**Records supplied**
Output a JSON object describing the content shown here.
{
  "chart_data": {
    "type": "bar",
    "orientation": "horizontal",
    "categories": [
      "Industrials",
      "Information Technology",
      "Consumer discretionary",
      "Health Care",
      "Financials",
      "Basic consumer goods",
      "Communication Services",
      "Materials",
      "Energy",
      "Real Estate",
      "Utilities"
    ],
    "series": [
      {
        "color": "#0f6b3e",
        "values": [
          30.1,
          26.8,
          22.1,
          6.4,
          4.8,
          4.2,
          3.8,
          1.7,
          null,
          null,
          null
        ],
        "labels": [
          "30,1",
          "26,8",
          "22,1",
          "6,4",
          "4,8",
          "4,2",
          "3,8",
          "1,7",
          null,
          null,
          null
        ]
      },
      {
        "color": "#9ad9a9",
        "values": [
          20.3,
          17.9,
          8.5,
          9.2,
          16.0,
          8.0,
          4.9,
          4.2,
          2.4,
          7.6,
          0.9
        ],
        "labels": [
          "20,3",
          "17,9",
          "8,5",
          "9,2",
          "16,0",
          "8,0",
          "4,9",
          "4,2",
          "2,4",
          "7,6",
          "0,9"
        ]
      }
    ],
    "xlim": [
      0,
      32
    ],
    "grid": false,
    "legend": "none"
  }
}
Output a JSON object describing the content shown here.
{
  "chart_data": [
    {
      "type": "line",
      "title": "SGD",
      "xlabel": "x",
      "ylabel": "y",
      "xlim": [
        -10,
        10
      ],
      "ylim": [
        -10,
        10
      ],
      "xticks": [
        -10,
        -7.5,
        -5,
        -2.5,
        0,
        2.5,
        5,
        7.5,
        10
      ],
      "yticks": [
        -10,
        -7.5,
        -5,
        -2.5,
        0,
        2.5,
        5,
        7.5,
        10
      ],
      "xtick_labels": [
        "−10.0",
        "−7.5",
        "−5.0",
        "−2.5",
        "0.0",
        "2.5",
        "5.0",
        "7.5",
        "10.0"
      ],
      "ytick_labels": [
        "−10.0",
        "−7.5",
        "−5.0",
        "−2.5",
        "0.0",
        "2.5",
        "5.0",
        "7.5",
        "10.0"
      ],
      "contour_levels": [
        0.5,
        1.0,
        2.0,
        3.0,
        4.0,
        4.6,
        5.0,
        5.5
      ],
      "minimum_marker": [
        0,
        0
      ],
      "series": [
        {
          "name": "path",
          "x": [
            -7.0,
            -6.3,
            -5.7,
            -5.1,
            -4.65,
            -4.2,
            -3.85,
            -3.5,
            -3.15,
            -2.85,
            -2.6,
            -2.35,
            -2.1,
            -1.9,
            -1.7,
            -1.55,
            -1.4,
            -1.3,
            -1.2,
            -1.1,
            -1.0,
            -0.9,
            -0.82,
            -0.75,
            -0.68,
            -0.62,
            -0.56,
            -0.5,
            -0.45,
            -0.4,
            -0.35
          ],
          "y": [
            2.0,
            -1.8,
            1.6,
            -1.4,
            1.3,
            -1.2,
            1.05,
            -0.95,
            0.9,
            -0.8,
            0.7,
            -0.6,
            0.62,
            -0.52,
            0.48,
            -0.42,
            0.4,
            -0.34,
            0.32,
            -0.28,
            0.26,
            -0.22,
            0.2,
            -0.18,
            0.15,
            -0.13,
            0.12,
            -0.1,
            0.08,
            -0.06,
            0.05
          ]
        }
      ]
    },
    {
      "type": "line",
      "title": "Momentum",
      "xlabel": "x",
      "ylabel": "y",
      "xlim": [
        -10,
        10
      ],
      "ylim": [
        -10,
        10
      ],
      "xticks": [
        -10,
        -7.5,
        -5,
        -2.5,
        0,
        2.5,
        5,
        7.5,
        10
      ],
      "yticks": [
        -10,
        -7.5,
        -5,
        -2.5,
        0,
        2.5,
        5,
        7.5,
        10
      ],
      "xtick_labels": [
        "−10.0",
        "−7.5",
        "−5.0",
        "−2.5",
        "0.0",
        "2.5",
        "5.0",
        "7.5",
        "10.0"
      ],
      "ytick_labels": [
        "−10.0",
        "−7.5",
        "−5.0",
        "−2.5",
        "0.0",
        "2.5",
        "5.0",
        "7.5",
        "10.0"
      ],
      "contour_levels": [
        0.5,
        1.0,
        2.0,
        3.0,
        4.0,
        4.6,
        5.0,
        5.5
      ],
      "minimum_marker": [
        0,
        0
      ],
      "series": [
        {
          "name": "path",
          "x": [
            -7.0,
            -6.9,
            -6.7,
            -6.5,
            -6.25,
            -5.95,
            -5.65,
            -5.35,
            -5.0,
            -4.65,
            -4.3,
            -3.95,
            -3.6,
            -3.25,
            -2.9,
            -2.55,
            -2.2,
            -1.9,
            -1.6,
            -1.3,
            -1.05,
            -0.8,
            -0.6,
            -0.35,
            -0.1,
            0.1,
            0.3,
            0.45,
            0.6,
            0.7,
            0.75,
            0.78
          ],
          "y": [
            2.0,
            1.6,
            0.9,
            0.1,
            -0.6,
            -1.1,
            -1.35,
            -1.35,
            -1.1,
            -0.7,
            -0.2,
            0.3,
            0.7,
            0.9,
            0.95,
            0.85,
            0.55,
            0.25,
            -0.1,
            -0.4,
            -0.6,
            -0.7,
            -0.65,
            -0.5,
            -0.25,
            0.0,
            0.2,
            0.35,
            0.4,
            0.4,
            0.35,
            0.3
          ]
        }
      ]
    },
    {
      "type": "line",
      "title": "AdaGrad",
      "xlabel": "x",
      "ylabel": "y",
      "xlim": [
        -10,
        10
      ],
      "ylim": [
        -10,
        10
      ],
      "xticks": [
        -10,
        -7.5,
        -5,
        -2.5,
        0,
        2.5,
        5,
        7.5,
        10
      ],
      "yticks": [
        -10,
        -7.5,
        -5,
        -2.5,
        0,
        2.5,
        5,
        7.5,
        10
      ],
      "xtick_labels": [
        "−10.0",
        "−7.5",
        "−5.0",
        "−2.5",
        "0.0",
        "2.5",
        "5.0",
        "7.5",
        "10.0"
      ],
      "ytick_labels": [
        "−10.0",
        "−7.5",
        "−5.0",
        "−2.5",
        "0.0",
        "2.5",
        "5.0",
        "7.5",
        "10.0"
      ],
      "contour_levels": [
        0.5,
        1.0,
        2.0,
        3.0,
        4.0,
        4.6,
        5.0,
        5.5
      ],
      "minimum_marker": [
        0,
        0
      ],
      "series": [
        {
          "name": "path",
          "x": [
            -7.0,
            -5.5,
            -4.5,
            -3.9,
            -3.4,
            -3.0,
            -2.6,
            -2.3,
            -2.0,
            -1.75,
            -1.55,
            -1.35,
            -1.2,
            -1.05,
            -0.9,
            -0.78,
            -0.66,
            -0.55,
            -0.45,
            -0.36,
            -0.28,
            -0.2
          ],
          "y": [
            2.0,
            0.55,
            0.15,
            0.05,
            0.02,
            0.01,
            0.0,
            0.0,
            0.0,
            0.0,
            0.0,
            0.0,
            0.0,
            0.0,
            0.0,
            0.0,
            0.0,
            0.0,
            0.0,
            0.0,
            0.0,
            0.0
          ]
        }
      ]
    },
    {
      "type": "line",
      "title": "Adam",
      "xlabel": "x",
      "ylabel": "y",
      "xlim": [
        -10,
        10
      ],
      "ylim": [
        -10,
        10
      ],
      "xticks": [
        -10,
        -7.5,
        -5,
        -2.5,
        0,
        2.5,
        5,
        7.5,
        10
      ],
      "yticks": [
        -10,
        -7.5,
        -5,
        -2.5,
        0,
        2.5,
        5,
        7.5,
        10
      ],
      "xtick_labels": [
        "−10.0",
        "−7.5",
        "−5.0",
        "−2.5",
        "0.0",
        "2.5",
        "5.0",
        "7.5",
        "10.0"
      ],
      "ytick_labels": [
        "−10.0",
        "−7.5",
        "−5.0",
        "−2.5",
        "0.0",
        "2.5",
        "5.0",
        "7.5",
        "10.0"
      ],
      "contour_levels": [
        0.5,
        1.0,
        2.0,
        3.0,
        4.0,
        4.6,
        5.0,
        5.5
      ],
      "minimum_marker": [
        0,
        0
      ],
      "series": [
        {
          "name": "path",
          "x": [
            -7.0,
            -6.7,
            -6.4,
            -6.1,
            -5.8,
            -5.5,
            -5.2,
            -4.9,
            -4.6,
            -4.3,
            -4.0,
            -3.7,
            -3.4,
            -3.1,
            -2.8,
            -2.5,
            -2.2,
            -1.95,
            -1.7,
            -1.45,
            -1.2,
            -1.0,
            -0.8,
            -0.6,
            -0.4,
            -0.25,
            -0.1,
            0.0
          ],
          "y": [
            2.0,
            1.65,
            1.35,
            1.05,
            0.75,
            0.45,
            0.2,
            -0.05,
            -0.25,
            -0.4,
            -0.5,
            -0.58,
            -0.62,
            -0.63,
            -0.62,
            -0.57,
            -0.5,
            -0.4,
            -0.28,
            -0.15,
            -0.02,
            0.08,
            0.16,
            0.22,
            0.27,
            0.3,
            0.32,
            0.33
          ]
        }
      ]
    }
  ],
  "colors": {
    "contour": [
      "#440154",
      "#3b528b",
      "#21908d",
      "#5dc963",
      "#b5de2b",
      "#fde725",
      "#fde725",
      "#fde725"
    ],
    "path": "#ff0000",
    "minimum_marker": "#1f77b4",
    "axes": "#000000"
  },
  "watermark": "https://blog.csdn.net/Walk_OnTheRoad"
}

**Task description**
Determine how many of the lines above hold the word "title", and output that number by itself.

**Task solution**
4